DIRECTION: Copy all lines that contain the word "COURT".

EXCERPTED DATA:
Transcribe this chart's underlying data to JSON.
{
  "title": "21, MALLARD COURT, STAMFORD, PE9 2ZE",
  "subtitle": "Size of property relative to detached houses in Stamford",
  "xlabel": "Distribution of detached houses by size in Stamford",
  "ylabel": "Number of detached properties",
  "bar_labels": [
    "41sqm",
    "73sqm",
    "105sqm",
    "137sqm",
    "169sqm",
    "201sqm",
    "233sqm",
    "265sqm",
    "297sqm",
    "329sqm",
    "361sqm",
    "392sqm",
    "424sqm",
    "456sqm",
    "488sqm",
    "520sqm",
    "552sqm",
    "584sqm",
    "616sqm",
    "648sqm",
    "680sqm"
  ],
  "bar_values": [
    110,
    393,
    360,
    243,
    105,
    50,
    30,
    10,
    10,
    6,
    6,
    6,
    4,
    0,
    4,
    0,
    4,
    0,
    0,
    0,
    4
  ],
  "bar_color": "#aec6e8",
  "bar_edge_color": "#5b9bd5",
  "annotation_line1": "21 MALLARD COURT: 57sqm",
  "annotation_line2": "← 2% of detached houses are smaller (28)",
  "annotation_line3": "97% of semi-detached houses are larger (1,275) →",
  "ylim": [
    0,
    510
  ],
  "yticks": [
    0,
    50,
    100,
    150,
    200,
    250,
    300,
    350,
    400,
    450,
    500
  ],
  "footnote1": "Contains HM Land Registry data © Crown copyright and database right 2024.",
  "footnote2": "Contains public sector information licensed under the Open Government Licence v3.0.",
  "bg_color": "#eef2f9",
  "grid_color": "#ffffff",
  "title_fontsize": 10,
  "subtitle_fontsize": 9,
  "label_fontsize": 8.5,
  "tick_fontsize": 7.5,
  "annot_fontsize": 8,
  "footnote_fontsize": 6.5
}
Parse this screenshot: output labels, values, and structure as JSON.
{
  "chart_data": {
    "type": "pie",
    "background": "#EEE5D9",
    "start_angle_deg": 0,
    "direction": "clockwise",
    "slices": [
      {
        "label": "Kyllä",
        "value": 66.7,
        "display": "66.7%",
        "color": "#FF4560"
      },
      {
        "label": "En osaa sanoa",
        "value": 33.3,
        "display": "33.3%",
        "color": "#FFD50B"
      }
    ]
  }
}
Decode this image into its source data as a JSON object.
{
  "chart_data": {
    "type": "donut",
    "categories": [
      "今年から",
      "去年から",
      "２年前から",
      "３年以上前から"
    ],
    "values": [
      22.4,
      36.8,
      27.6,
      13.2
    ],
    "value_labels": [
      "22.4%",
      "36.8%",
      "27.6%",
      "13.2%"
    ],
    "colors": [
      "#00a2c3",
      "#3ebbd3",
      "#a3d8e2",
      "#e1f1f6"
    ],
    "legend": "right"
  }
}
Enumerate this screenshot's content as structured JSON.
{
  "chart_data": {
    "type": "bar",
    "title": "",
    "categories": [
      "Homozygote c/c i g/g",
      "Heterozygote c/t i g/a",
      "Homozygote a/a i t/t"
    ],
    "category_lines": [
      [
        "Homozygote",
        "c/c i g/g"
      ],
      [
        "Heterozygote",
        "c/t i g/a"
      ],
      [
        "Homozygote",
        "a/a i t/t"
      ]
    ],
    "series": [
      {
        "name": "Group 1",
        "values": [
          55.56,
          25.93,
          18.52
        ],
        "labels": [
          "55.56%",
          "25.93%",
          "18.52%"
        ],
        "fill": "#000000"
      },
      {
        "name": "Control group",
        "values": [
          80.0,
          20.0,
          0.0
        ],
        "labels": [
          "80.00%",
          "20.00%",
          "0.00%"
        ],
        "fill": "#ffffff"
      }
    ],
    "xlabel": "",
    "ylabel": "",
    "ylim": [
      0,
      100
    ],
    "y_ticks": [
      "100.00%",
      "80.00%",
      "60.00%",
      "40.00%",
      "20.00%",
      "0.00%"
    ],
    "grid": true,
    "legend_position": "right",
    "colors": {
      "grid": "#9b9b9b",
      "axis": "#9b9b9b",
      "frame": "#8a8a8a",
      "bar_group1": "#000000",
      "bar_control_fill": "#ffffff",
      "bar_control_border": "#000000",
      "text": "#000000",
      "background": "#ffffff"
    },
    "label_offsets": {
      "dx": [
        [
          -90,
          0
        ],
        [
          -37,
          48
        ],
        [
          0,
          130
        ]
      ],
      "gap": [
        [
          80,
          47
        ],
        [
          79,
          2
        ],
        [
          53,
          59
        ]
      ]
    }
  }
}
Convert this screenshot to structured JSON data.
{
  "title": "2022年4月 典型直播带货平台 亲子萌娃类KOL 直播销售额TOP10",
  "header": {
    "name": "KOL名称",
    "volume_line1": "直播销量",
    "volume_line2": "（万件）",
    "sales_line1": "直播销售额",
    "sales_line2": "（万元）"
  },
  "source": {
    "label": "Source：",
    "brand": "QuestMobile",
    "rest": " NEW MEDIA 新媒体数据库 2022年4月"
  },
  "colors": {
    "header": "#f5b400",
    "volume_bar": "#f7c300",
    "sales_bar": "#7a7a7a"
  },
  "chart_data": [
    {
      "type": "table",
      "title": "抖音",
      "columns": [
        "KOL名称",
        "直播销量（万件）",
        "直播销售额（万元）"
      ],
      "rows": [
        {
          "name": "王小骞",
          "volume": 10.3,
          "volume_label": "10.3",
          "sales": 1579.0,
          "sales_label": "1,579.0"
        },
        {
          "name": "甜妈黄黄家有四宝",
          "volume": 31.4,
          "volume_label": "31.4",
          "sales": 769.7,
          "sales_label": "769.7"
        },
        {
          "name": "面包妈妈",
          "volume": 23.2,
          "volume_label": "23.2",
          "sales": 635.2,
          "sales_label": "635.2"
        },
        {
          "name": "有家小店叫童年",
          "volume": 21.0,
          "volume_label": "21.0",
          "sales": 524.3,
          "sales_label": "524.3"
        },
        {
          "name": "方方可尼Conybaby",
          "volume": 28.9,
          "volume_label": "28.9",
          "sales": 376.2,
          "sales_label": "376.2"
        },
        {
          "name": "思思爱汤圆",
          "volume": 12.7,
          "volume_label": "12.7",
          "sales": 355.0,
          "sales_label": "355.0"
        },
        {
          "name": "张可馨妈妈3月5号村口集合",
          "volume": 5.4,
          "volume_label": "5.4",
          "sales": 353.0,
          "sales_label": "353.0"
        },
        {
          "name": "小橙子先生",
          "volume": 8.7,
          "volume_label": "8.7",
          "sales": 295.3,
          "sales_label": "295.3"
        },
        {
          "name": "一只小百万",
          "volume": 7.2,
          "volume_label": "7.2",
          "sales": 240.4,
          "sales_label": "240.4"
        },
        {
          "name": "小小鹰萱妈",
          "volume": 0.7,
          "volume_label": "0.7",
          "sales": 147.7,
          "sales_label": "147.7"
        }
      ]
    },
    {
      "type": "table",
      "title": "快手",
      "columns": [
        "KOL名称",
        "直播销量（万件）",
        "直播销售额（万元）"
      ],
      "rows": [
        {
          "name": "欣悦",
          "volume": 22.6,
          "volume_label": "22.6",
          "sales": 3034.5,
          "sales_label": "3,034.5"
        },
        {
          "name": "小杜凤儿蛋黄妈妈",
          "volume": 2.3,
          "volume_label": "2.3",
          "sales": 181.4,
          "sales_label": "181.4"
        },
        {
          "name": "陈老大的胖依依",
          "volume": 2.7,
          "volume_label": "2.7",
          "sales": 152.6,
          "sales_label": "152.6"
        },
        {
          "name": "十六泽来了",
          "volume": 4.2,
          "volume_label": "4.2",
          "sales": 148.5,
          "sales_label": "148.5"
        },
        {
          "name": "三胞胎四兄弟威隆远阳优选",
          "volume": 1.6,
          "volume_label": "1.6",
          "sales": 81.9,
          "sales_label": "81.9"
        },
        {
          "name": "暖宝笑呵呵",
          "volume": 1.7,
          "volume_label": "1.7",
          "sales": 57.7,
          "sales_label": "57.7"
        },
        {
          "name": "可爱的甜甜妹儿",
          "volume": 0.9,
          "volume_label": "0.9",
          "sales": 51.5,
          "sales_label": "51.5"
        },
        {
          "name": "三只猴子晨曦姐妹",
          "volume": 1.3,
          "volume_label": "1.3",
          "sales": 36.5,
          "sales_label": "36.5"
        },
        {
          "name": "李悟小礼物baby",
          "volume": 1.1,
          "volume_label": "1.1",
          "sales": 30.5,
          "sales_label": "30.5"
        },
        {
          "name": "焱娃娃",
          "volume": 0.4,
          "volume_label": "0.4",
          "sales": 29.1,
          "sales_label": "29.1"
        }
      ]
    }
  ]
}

RESULT OF THE TASK:
  "title": "21, MALLARD COURT, STAMFORD, PE9 2ZE",
  "annotation_line1": "21 MALLARD COURT: 57sqm",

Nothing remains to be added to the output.